Set down the material below word for word, excluding the pictures.
______
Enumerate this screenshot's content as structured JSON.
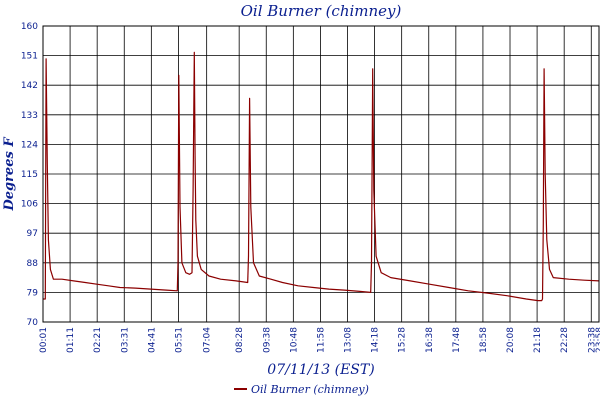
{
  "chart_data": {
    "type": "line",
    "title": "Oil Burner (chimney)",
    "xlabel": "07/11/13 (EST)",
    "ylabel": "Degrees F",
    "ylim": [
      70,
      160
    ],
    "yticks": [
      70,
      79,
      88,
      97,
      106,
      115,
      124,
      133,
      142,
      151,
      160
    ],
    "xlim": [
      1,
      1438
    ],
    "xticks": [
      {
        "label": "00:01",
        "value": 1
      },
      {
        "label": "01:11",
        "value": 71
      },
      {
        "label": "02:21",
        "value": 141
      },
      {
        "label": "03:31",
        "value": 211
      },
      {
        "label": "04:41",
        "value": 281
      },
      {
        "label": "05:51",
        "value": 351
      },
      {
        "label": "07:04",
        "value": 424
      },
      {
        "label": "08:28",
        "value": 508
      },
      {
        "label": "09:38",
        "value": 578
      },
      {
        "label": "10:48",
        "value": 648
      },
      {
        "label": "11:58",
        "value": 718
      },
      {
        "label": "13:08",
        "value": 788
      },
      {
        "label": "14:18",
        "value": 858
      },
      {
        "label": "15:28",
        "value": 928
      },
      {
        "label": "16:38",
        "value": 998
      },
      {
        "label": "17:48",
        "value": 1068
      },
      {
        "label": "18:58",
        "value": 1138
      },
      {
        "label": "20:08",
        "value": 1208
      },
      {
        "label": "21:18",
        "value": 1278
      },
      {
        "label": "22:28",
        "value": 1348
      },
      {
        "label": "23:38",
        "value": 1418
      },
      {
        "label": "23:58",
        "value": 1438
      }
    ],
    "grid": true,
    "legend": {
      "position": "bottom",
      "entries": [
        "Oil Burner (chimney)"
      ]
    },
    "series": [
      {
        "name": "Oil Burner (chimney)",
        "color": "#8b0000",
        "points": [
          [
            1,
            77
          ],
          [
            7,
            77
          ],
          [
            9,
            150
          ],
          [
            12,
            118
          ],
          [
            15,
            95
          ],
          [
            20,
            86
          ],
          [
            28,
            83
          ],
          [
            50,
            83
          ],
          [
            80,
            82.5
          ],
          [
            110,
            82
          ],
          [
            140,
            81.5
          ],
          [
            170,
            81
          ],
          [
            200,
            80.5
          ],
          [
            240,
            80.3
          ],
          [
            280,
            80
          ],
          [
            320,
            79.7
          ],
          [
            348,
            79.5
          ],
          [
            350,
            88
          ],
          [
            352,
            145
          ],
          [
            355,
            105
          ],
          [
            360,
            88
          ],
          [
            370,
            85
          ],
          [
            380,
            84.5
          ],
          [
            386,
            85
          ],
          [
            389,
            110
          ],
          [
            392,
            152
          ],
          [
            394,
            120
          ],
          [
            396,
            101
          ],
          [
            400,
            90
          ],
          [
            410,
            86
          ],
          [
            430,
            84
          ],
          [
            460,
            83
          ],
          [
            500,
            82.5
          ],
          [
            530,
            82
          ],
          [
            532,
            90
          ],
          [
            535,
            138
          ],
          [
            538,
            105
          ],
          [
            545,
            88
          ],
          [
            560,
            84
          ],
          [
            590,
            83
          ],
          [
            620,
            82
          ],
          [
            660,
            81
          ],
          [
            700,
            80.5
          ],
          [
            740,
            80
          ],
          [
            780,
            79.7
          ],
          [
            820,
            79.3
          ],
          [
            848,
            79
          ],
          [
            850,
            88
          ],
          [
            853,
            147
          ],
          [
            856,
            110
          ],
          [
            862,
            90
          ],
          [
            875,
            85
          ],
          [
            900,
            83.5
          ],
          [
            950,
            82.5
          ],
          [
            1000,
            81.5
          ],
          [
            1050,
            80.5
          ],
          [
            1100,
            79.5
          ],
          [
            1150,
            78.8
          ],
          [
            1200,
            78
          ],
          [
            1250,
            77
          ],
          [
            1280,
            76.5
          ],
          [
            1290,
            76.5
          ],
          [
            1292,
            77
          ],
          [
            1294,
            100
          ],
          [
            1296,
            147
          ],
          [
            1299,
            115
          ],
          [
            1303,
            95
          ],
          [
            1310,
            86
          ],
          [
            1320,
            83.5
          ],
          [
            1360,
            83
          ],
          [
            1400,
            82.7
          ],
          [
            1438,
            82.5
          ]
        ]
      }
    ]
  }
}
______
• [OUTPUT FOR THIS TASK]:
Enumerate this screenshot's content as structured JSON.
{
  "chart_data": {
    "type": "line",
    "title": "Oil Burner (chimney)",
    "xlabel": "07/11/13 (EST)",
    "ylabel": "Degrees F",
    "ylim": [
      70,
      160
    ],
    "yticks": [
      70,
      79,
      88,
      97,
      106,
      115,
      124,
      133,
      142,
      151,
      160
    ],
    "xlim": [
      1,
      1438
    ],
    "xticks": [
      {
        "label": "00:01",
        "value": 1
      },
      {
        "label": "01:11",
        "value": 71
      },
      {
        "label": "02:21",
        "value": 141
      },
      {
        "label": "03:31",
        "value": 211
      },
      {
        "label": "04:41",
        "value": 281
      },
      {
        "label": "05:51",
        "value": 351
      },
      {
        "label": "07:04",
        "value": 424
      },
      {
        "label": "08:28",
        "value": 508
      },
      {
        "label": "09:38",
        "value": 578
      },
      {
        "label": "10:48",
        "value": 648
      },
      {
        "label": "11:58",
        "value": 718
      },
      {
        "label": "13:08",
        "value": 788
      },
      {
        "label": "14:18",
        "value": 858
      },
      {
        "label": "15:28",
        "value": 928
      },
      {
        "label": "16:38",
        "value": 998
      },
      {
        "label": "17:48",
        "value": 1068
      },
      {
        "label": "18:58",
        "value": 1138
      },
      {
        "label": "20:08",
        "value": 1208
      },
      {
        "label": "21:18",
        "value": 1278
      },
      {
        "label": "22:28",
        "value": 1348
      },
      {
        "label": "23:38",
        "value": 1418
      },
      {
        "label": "23:58",
        "value": 1438
      }
    ],
    "grid": true,
    "legend": {
      "position": "bottom",
      "entries": [
        "Oil Burner (chimney)"
      ]
    },
    "series": [
      {
        "name": "Oil Burner (chimney)",
        "color": "#8b0000",
        "points": [
          [
            1,
            77
          ],
          [
            7,
            77
          ],
          [
            9,
            150
          ],
          [
            12,
            118
          ],
          [
            15,
            95
          ],
          [
            20,
            86
          ],
          [
            28,
            83
          ],
          [
            50,
            83
          ],
          [
            80,
            82.5
          ],
          [
            110,
            82
          ],
          [
            140,
            81.5
          ],
          [
            170,
            81
          ],
          [
            200,
            80.5
          ],
          [
            240,
            80.3
          ],
          [
            280,
            80
          ],
          [
            320,
            79.7
          ],
          [
            348,
            79.5
          ],
          [
            350,
            88
          ],
          [
            352,
            145
          ],
          [
            355,
            105
          ],
          [
            360,
            88
          ],
          [
            370,
            85
          ],
          [
            380,
            84.5
          ],
          [
            386,
            85
          ],
          [
            389,
            110
          ],
          [
            392,
            152
          ],
          [
            394,
            120
          ],
          [
            396,
            101
          ],
          [
            400,
            90
          ],
          [
            410,
            86
          ],
          [
            430,
            84
          ],
          [
            460,
            83
          ],
          [
            500,
            82.5
          ],
          [
            530,
            82
          ],
          [
            532,
            90
          ],
          [
            535,
            138
          ],
          [
            538,
            105
          ],
          [
            545,
            88
          ],
          [
            560,
            84
          ],
          [
            590,
            83
          ],
          [
            620,
            82
          ],
          [
            660,
            81
          ],
          [
            700,
            80.5
          ],
          [
            740,
            80
          ],
          [
            780,
            79.7
          ],
          [
            820,
            79.3
          ],
          [
            848,
            79
          ],
          [
            850,
            88
          ],
          [
            853,
            147
          ],
          [
            856,
            110
          ],
          [
            862,
            90
          ],
          [
            875,
            85
          ],
          [
            900,
            83.5
          ],
          [
            950,
            82.5
          ],
          [
            1000,
            81.5
          ],
          [
            1050,
            80.5
          ],
          [
            1100,
            79.5
          ],
          [
            1150,
            78.8
          ],
          [
            1200,
            78
          ],
          [
            1250,
            77
          ],
          [
            1280,
            76.5
          ],
          [
            1290,
            76.5
          ],
          [
            1292,
            77
          ],
          [
            1294,
            100
          ],
          [
            1296,
            147
          ],
          [
            1299,
            115
          ],
          [
            1303,
            95
          ],
          [
            1310,
            86
          ],
          [
            1320,
            83.5
          ],
          [
            1360,
            83
          ],
          [
            1400,
            82.7
          ],
          [
            1438,
            82.5
          ]
        ]
      }
    ]
  }
}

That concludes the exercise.